[Raw records]
★ ★ ★ ★

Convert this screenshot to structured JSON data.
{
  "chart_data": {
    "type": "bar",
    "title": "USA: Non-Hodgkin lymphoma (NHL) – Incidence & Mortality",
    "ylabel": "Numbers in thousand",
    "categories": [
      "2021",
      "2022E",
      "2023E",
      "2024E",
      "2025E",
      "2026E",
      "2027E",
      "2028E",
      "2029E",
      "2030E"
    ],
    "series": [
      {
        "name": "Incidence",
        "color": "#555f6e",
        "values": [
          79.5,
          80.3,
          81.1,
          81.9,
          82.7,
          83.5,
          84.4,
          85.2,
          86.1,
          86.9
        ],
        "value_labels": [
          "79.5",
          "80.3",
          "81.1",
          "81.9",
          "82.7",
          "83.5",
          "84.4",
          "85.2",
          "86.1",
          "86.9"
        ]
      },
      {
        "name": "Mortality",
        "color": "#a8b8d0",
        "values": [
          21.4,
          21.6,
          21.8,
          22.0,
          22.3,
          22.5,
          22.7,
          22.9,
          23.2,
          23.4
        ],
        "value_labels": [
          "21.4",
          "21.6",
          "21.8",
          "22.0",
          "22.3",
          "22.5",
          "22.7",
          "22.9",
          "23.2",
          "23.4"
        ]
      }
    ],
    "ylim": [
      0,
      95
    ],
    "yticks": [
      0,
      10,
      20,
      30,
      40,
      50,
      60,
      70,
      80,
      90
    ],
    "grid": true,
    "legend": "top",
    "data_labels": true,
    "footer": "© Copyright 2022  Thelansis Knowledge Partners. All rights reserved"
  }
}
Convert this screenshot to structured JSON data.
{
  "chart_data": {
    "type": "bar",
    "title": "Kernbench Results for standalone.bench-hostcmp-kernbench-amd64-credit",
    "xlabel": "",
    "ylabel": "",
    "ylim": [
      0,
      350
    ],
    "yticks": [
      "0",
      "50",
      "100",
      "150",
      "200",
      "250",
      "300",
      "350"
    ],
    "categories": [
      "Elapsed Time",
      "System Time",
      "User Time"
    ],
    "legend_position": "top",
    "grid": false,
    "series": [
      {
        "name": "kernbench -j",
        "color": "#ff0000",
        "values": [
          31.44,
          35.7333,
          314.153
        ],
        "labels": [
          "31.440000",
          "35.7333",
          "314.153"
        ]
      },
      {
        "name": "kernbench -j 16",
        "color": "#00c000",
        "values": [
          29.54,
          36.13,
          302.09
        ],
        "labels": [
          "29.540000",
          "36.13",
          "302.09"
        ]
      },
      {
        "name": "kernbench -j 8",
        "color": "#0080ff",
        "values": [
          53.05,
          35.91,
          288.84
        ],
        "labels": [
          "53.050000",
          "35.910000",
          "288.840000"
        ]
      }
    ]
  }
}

★ ★ ★ ★

Every line above should be retyped exactly as given.

RESULT BELOW:
Convert this screenshot to structured JSON data.
{
  "chart_data": {
    "type": "bar",
    "title": "USA: Non-Hodgkin lymphoma (NHL) – Incidence & Mortality",
    "ylabel": "Numbers in thousand",
    "categories": [
      "2021",
      "2022E",
      "2023E",
      "2024E",
      "2025E",
      "2026E",
      "2027E",
      "2028E",
      "2029E",
      "2030E"
    ],
    "series": [
      {
        "name": "Incidence",
        "color": "#555f6e",
        "values": [
          79.5,
          80.3,
          81.1,
          81.9,
          82.7,
          83.5,
          84.4,
          85.2,
          86.1,
          86.9
        ],
        "value_labels": [
          "79.5",
          "80.3",
          "81.1",
          "81.9",
          "82.7",
          "83.5",
          "84.4",
          "85.2",
          "86.1",
          "86.9"
        ]
      },
      {
        "name": "Mortality",
        "color": "#a8b8d0",
        "values": [
          21.4,
          21.6,
          21.8,
          22.0,
          22.3,
          22.5,
          22.7,
          22.9,
          23.2,
          23.4
        ],
        "value_labels": [
          "21.4",
          "21.6",
          "21.8",
          "22.0",
          "22.3",
          "22.5",
          "22.7",
          "22.9",
          "23.2",
          "23.4"
        ]
      }
    ],
    "ylim": [
      0,
      95
    ],
    "yticks": [
      0,
      10,
      20,
      30,
      40,
      50,
      60,
      70,
      80,
      90
    ],
    "grid": true,
    "legend": "top",
    "data_labels": true,
    "footer": "© Copyright 2022  Thelansis Knowledge Partners. All rights reserved"
  }
}
Convert this screenshot to structured JSON data.
{
  "chart_data": {
    "type": "bar",
    "title": "Kernbench Results for standalone.bench-hostcmp-kernbench-amd64-credit",
    "xlabel": "",
    "ylabel": "",
    "ylim": [
      0,
      350
    ],
    "yticks": [
      "0",
      "50",
      "100",
      "150",
      "200",
      "250",
      "300",
      "350"
    ],
    "categories": [
      "Elapsed Time",
      "System Time",
      "User Time"
    ],
    "legend_position": "top",
    "grid": false,
    "series": [
      {
        "name": "kernbench -j",
        "color": "#ff0000",
        "values": [
          31.44,
          35.7333,
          314.153
        ],
        "labels": [
          "31.440000",
          "35.7333",
          "314.153"
        ]
      },
      {
        "name": "kernbench -j 16",
        "color": "#00c000",
        "values": [
          29.54,
          36.13,
          302.09
        ],
        "labels": [
          "29.540000",
          "36.13",
          "302.09"
        ]
      },
      {
        "name": "kernbench -j 8",
        "color": "#0080ff",
        "values": [
          53.05,
          35.91,
          288.84
        ],
        "labels": [
          "53.050000",
          "35.910000",
          "288.840000"
        ]
      }
    ]
  }
}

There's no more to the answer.